→ Exercise task
The records below are to be copied word for word, with every picture left out.

Saved entries

──────

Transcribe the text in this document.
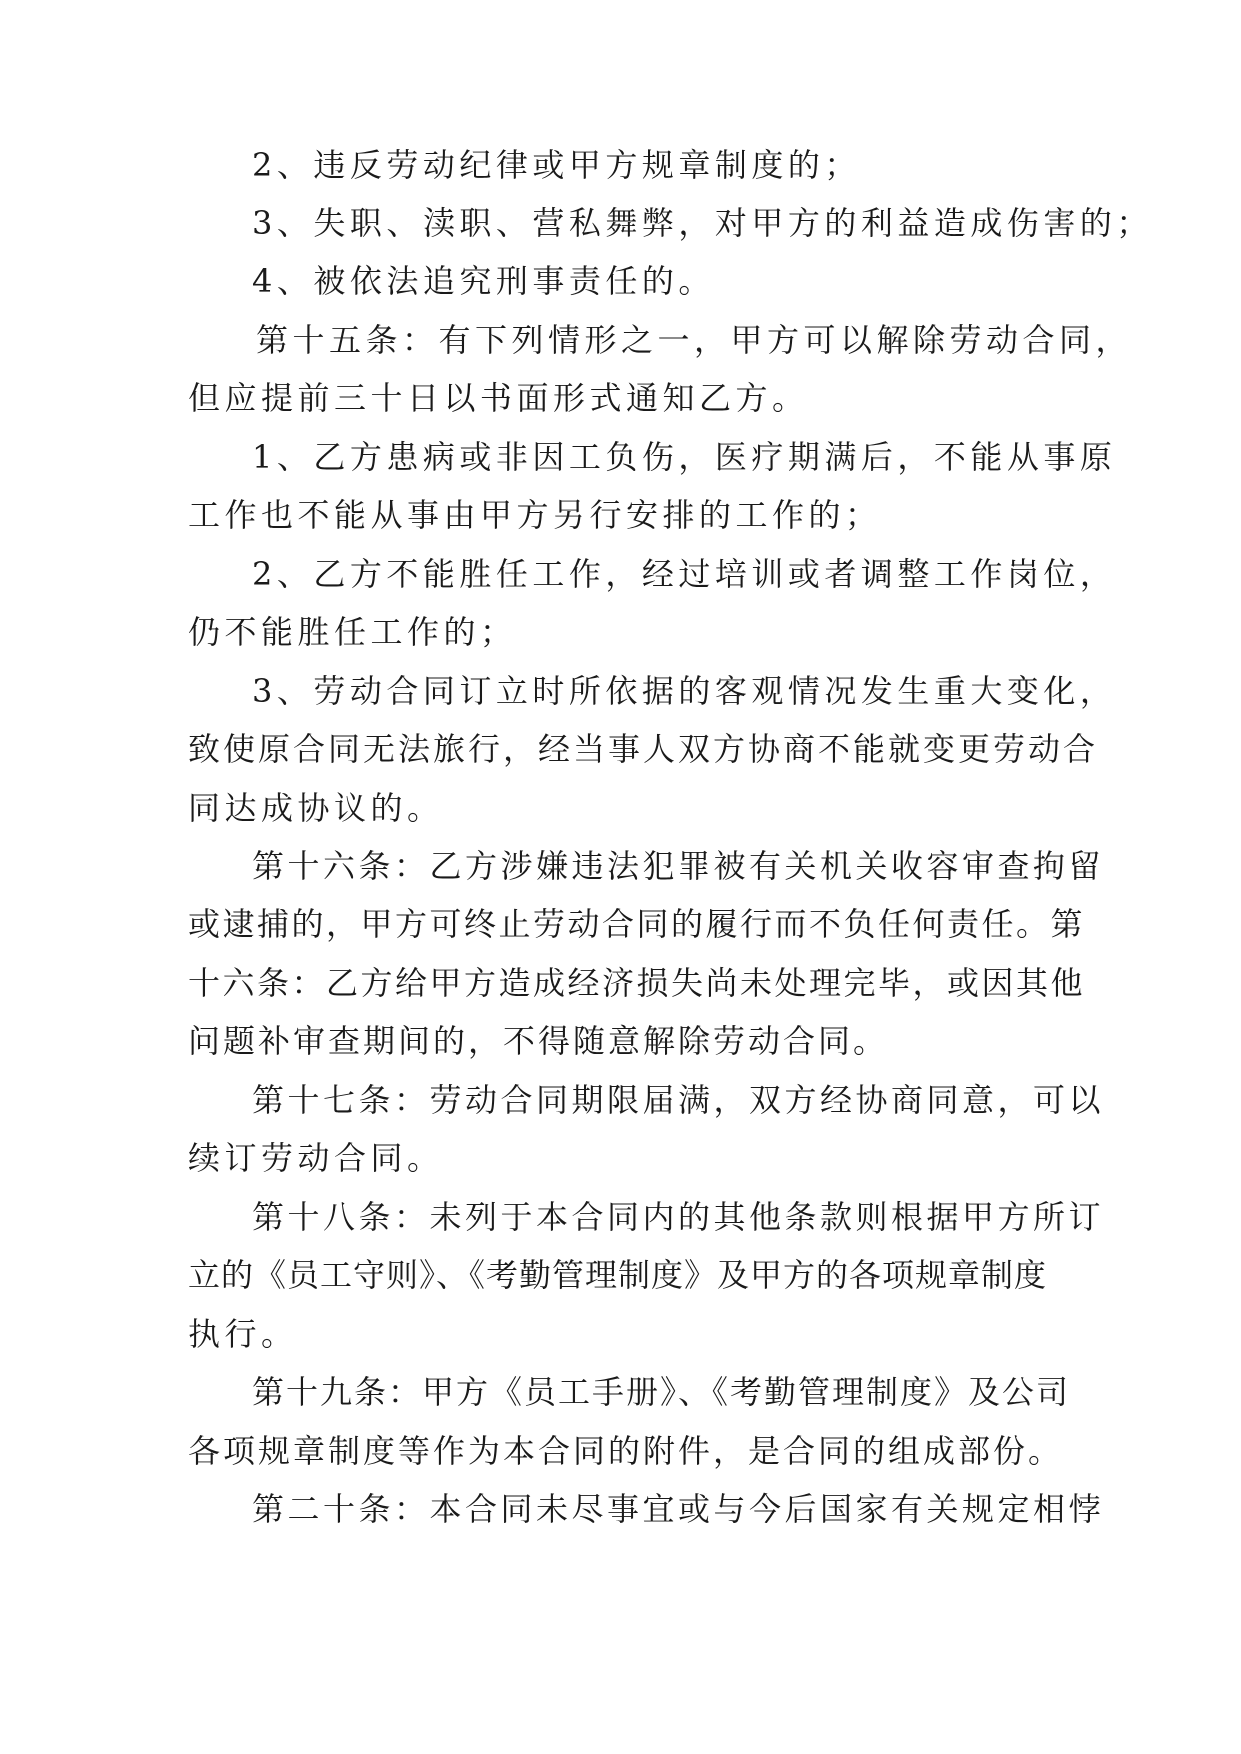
2、违反劳动纪律或甲方规章制度的；
3、失职、渎职、营私舞弊，对甲方的利益造成伤害的；
4、被依法追究刑事责任的。
第十五条：有下列情形之一，甲方可以解除劳动合同，
但应提前三十日以书面形式通知乙方。
1、乙方患病或非因工负伤，医疗期满后，不能从事原
工作也不能从事由甲方另行安排的工作的；
2、乙方不能胜任工作，经过培训或者调整工作岗位，
仍不能胜任工作的；
3、劳动合同订立时所依据的客观情况发生重大变化，
致使原合同无法旅行，经当事人双方协商不能就变更劳动合
同达成协议的。
第十六条：乙方涉嫌违法犯罪被有关机关收容审查拘留
或逮捕的，甲方可终止劳动合同的履行而不负任何责任。第
十六条：乙方给甲方造成经济损失尚未处理完毕，或因其他
问题补审查期间的，不得随意解除劳动合同。
第十七条：劳动合同期限届满，双方经协商同意，可以
续订劳动合同。
第十八条：未列于本合同内的其他条款则根据甲方所订
立的《员工守则》、《考勤管理制度》及甲方的各项规章制度
执行。
第十九条：甲方《员工手册》、《考勤管理制度》及公司
各项规章制度等作为本合同的附件，是合同的组成部份。
第二十条：本合同未尽事宜或与今后国家有关规定相悖
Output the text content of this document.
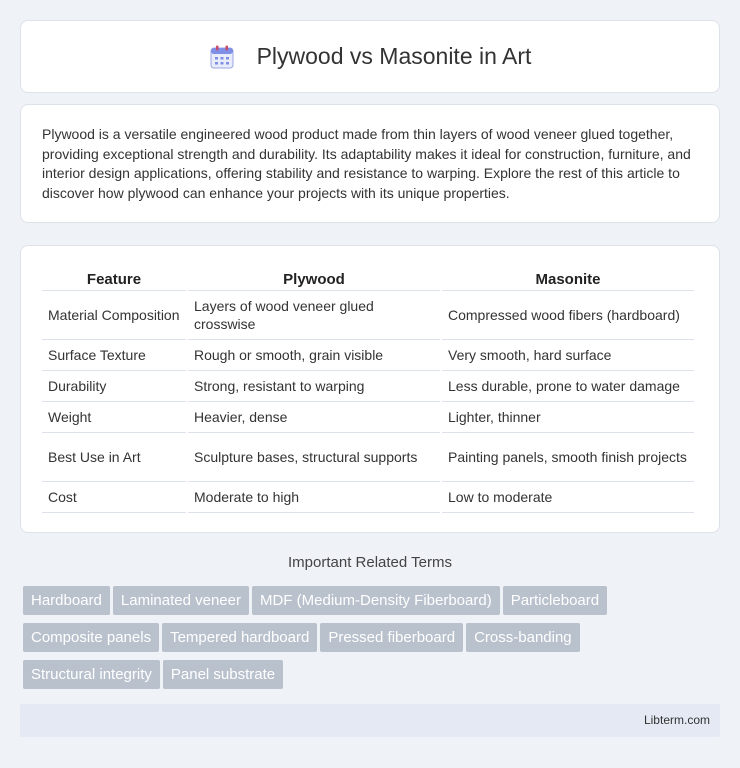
Plywood vs Masonite in Art

Plywood is a versatile engineered wood product made from thin layers of wood veneer glued together, providing exceptional strength and durability. Its adaptability makes it ideal for construction, furniture, and interior design applications, offering stability and resistance to warping. Explore the rest of this article to discover how plywood can enhance your projects with its unique properties.

Feature	Plywood	Masonite
Material Composition	Layers of wood veneer glued crosswise	Compressed wood fibers (hardboard)
Surface Texture	Rough or smooth, grain visible	Very smooth, hard surface
Durability	Strong, resistant to warping	Less durable, prone to water damage
Weight	Heavier, dense	Lighter, thinner
Best Use in Art	Sculpture bases, structural supports	Painting panels, smooth finish projects
Cost	Moderate to high	Low to moderate
Important Related Terms
Hardboard Laminated veneer MDF (Medium-Density Fiberboard) Particleboard
Composite panels Tempered hardboard Pressed fiberboard Cross-banding
Structural integrity Panel substrate
Libterm.com
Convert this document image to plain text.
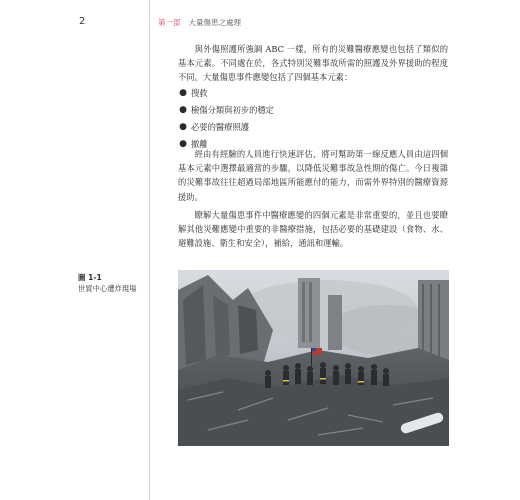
2	第一部 大量傷患之處理

與外傷照護所強調 ABC 一樣，所有的災難醫療應變也包括了類似的基本元素。不同處在於，各式特別災難事故所需的照護及外界援助的程度不同。大量傷患事件應變包括了四個基本元素：

● 搜救
● 檢傷分類與初步的穩定
● 必要的醫療照護
● 撤離

經由有經驗的人員進行快速評估，將可幫助第一線反應人員由這四個基本元素中選擇最適當的步驟，以降低災難事故急性期的傷亡。今日複雜的災難事故往往超過局部地區所能應付的能力，而需外界特別的醫療資源援助。

瞭解大量傷患事件中醫療應變的四個元素是非常重要的，並且也要瞭解其他災難應變中重要的非醫療措施，包括必要的基礎建設（食物、水、避難設施、衛生和安全），補給，通訊和運輸。

圖 1-1
世貿中心遭炸現場
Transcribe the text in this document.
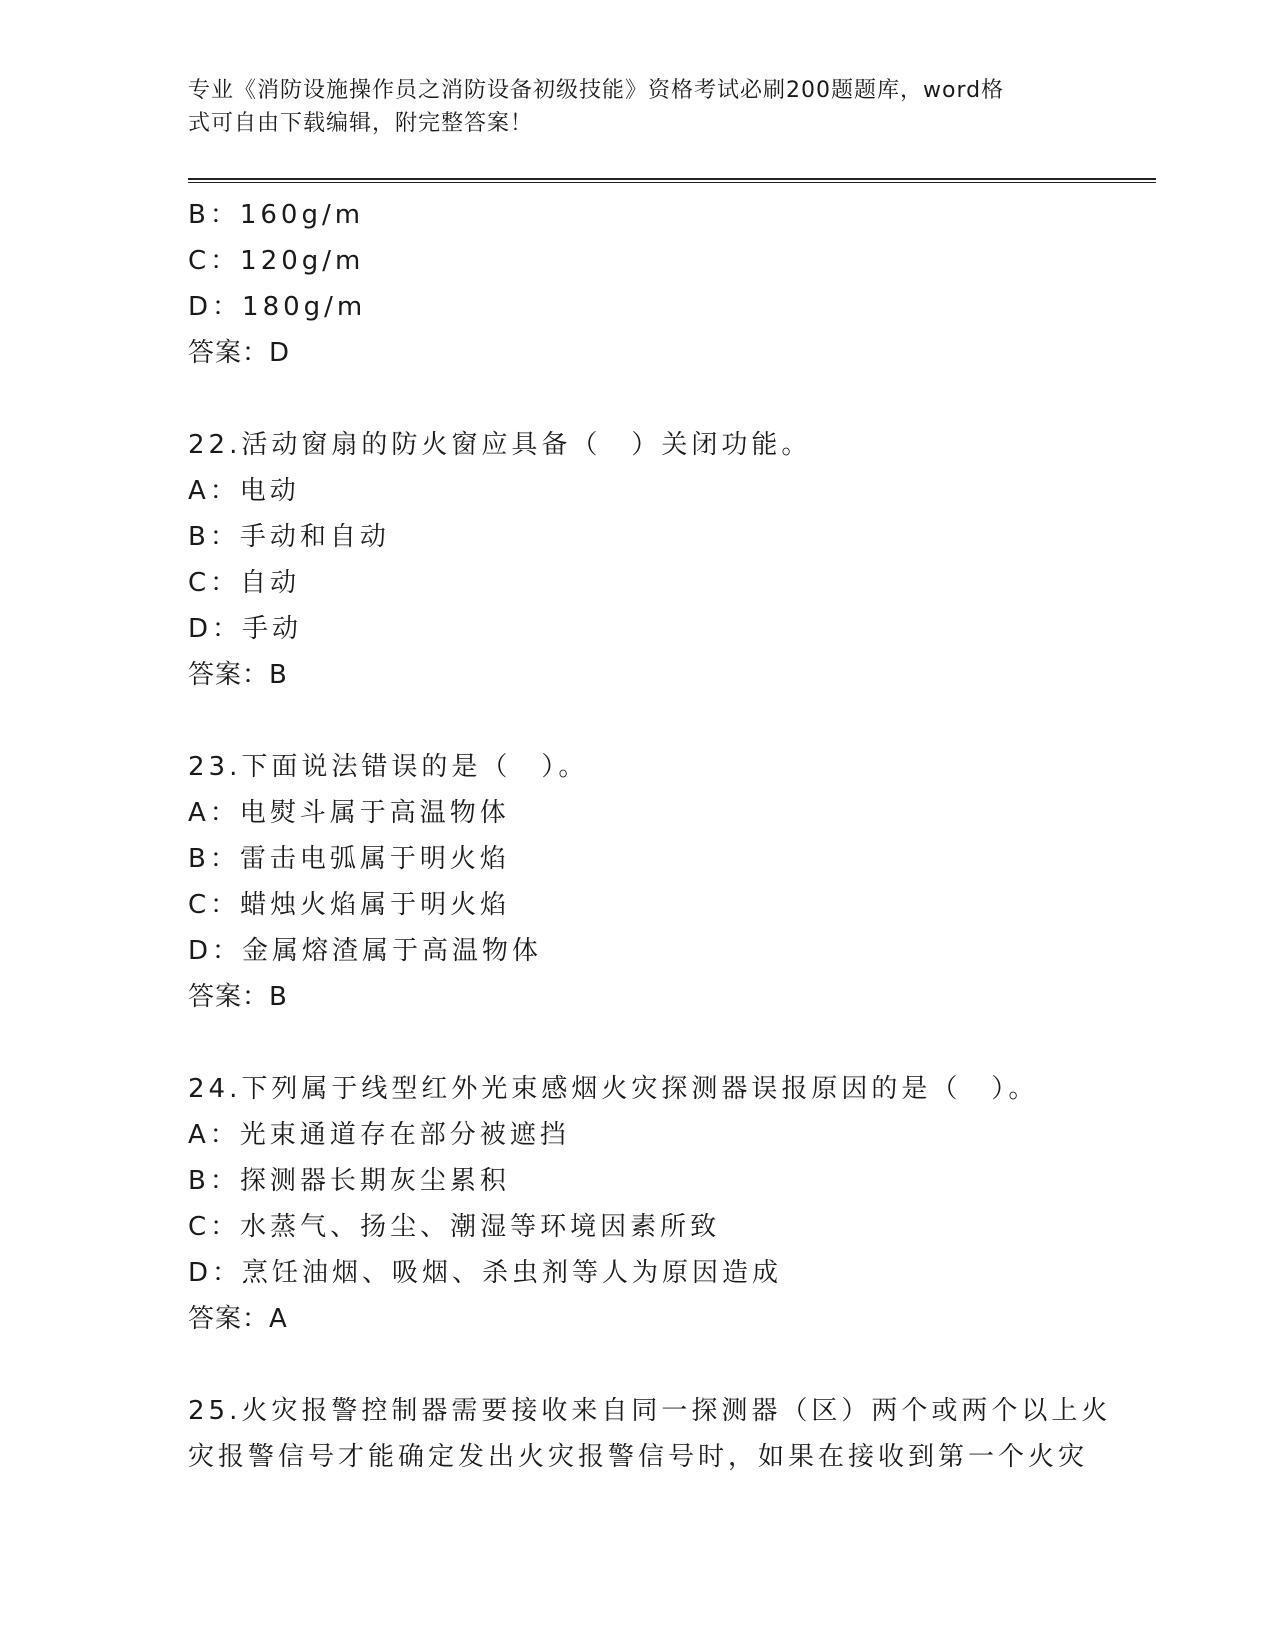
专业《消防设施操作员之消防设备初级技能》资格考试必刷200题题库，word格
式可自由下载编辑，附完整答案！
B：160g/m
C：120g/m
D：180g/m
答案：D
22.活动窗扇的防火窗应具备（　）关闭功能。
A：电动
B：手动和自动
C：自动
D：手动
答案：B
23.下面说法错误的是（　）。
A：电熨斗属于高温物体
B：雷击电弧属于明火焰
C：蜡烛火焰属于明火焰
D：金属熔渣属于高温物体
答案：B
24.下列属于线型红外光束感烟火灾探测器误报原因的是（　）。
A：光束通道存在部分被遮挡
B：探测器长期灰尘累积
C：水蒸气、扬尘、潮湿等环境因素所致
D：烹饪油烟、吸烟、杀虫剂等人为原因造成
答案：A
25.火灾报警控制器需要接收来自同一探测器（区）两个或两个以上火
灾报警信号才能确定发出火灾报警信号时，如果在接收到第一个火灾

──────

→ Reply to the exercise
Transcribe the text in this document.
2、违反劳动纪律或甲方规章制度的；
3、失职、渎职、营私舞弊，对甲方的利益造成伤害的；
4、被依法追究刑事责任的。
第十五条：有下列情形之一，甲方可以解除劳动合同，
但应提前三十日以书面形式通知乙方。
1、乙方患病或非因工负伤，医疗期满后，不能从事原
工作也不能从事由甲方另行安排的工作的；
2、乙方不能胜任工作，经过培训或者调整工作岗位，
仍不能胜任工作的；
3、劳动合同订立时所依据的客观情况发生重大变化，
致使原合同无法旅行，经当事人双方协商不能就变更劳动合
同达成协议的。
第十六条：乙方涉嫌违法犯罪被有关机关收容审查拘留
或逮捕的，甲方可终止劳动合同的履行而不负任何责任。第
十六条：乙方给甲方造成经济损失尚未处理完毕，或因其他
问题补审查期间的，不得随意解除劳动合同。
第十七条：劳动合同期限届满，双方经协商同意，可以
续订劳动合同。
第十八条：未列于本合同内的其他条款则根据甲方所订
立的《员工守则》、《考勤管理制度》及甲方的各项规章制度
执行。
第十九条：甲方《员工手册》、《考勤管理制度》及公司
各项规章制度等作为本合同的附件，是合同的组成部份。
第二十条：本合同未尽事宜或与今后国家有关规定相悖
Output the text content of this document.
Plywood vs Masonite in Art

Plywood is a versatile engineered wood product made from thin layers of wood veneer glued together, providing exceptional strength and durability. Its adaptability makes it ideal for construction, furniture, and interior design applications, offering stability and resistance to warping. Explore the rest of this article to discover how plywood can enhance your projects with its unique properties.

Feature	Plywood	Masonite
Material Composition	Layers of wood veneer glued crosswise	Compressed wood fibers (hardboard)
Surface Texture	Rough or smooth, grain visible	Very smooth, hard surface
Durability	Strong, resistant to warping	Less durable, prone to water damage
Weight	Heavier, dense	Lighter, thinner
Best Use in Art	Sculpture bases, structural supports	Painting panels, smooth finish projects
Cost	Moderate to high	Low to moderate
Important Related Terms
Hardboard Laminated veneer MDF (Medium-Density Fiberboard) Particleboard
Composite panels Tempered hardboard Pressed fiberboard Cross-banding
Structural integrity Panel substrate
Libterm.com
Convert this document image to plain text.
2	第一部 大量傷患之處理

與外傷照護所強調 ABC 一樣，所有的災難醫療應變也包括了類似的基本元素。不同處在於，各式特別災難事故所需的照護及外界援助的程度不同。大量傷患事件應變包括了四個基本元素：

● 搜救
● 檢傷分類與初步的穩定
● 必要的醫療照護
● 撤離

經由有經驗的人員進行快速評估，將可幫助第一線反應人員由這四個基本元素中選擇最適當的步驟，以降低災難事故急性期的傷亡。今日複雜的災難事故往往超過局部地區所能應付的能力，而需外界特別的醫療資源援助。

瞭解大量傷患事件中醫療應變的四個元素是非常重要的，並且也要瞭解其他災難應變中重要的非醫療措施，包括必要的基礎建設（食物、水、避難設施、衛生和安全），補給，通訊和運輸。

圖 1-1
世貿中心遭炸現場
Transcribe the text in this document.
专业《消防设施操作员之消防设备初级技能》资格考试必刷200题题库，word格
式可自由下载编辑，附完整答案！
B：160g/m
C：120g/m
D：180g/m
答案：D
22.活动窗扇的防火窗应具备（　）关闭功能。
A：电动
B：手动和自动
C：自动
D：手动
答案：B
23.下面说法错误的是（　）。
A：电熨斗属于高温物体
B：雷击电弧属于明火焰
C：蜡烛火焰属于明火焰
D：金属熔渣属于高温物体
答案：B
24.下列属于线型红外光束感烟火灾探测器误报原因的是（　）。
A：光束通道存在部分被遮挡
B：探测器长期灰尘累积
C：水蒸气、扬尘、潮湿等环境因素所致
D：烹饪油烟、吸烟、杀虫剂等人为原因造成
答案：A
25.火灾报警控制器需要接收来自同一探测器（区）两个或两个以上火
灾报警信号才能确定发出火灾报警信号时，如果在接收到第一个火灾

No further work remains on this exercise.